> [Source records]

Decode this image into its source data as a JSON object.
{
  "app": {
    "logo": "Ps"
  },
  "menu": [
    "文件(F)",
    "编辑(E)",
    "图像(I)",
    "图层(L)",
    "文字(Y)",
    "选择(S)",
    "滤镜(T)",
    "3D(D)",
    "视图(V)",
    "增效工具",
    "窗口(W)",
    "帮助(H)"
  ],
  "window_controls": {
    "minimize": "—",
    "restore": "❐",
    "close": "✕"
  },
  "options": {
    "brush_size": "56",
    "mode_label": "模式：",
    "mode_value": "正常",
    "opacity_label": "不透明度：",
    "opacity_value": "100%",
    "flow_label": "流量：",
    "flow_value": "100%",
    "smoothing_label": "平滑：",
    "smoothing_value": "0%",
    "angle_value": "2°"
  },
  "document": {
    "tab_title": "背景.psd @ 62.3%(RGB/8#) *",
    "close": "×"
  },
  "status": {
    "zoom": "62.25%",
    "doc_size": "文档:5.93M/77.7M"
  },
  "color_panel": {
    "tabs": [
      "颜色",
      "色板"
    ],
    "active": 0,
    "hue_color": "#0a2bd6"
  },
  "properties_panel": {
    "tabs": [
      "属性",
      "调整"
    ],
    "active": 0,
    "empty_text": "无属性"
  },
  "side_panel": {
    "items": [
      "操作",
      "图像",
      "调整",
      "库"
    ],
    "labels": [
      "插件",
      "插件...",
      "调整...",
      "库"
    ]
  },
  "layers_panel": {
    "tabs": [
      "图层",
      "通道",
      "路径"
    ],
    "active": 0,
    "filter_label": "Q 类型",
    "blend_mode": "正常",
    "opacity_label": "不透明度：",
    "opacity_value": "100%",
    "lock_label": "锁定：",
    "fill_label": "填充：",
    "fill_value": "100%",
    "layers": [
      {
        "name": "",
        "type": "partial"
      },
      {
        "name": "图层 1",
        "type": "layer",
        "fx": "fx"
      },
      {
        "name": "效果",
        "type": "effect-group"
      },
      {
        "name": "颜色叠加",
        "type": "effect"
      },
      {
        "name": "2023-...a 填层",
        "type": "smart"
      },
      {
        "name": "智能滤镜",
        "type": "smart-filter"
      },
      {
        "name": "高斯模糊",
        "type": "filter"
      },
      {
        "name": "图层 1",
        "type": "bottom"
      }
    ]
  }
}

> [What you need to do] Extract the complete listing verbatim.

> [Solution for this exercise]
Decode this image into its source data as a JSON object.
{
  "app": {
    "logo": "Ps"
  },
  "menu": [
    "文件(F)",
    "编辑(E)",
    "图像(I)",
    "图层(L)",
    "文字(Y)",
    "选择(S)",
    "滤镜(T)",
    "3D(D)",
    "视图(V)",
    "增效工具",
    "窗口(W)",
    "帮助(H)"
  ],
  "window_controls": {
    "minimize": "—",
    "restore": "❐",
    "close": "✕"
  },
  "options": {
    "brush_size": "56",
    "mode_label": "模式：",
    "mode_value": "正常",
    "opacity_label": "不透明度：",
    "opacity_value": "100%",
    "flow_label": "流量：",
    "flow_value": "100%",
    "smoothing_label": "平滑：",
    "smoothing_value": "0%",
    "angle_value": "2°"
  },
  "document": {
    "tab_title": "背景.psd @ 62.3%(RGB/8#) *",
    "close": "×"
  },
  "status": {
    "zoom": "62.25%",
    "doc_size": "文档:5.93M/77.7M"
  },
  "color_panel": {
    "tabs": [
      "颜色",
      "色板"
    ],
    "active": 0,
    "hue_color": "#0a2bd6"
  },
  "properties_panel": {
    "tabs": [
      "属性",
      "调整"
    ],
    "active": 0,
    "empty_text": "无属性"
  },
  "side_panel": {
    "items": [
      "操作",
      "图像",
      "调整",
      "库"
    ],
    "labels": [
      "插件",
      "插件...",
      "调整...",
      "库"
    ]
  },
  "layers_panel": {
    "tabs": [
      "图层",
      "通道",
      "路径"
    ],
    "active": 0,
    "filter_label": "Q 类型",
    "blend_mode": "正常",
    "opacity_label": "不透明度：",
    "opacity_value": "100%",
    "lock_label": "锁定：",
    "fill_label": "填充：",
    "fill_value": "100%",
    "layers": [
      {
        "name": "",
        "type": "partial"
      },
      {
        "name": "图层 1",
        "type": "layer",
        "fx": "fx"
      },
      {
        "name": "效果",
        "type": "effect-group"
      },
      {
        "name": "颜色叠加",
        "type": "effect"
      },
      {
        "name": "2023-...a 填层",
        "type": "smart"
      },
      {
        "name": "智能滤镜",
        "type": "smart-filter"
      },
      {
        "name": "高斯模糊",
        "type": "filter"
      },
      {
        "name": "图层 1",
        "type": "bottom"
      }
    ]
  }
}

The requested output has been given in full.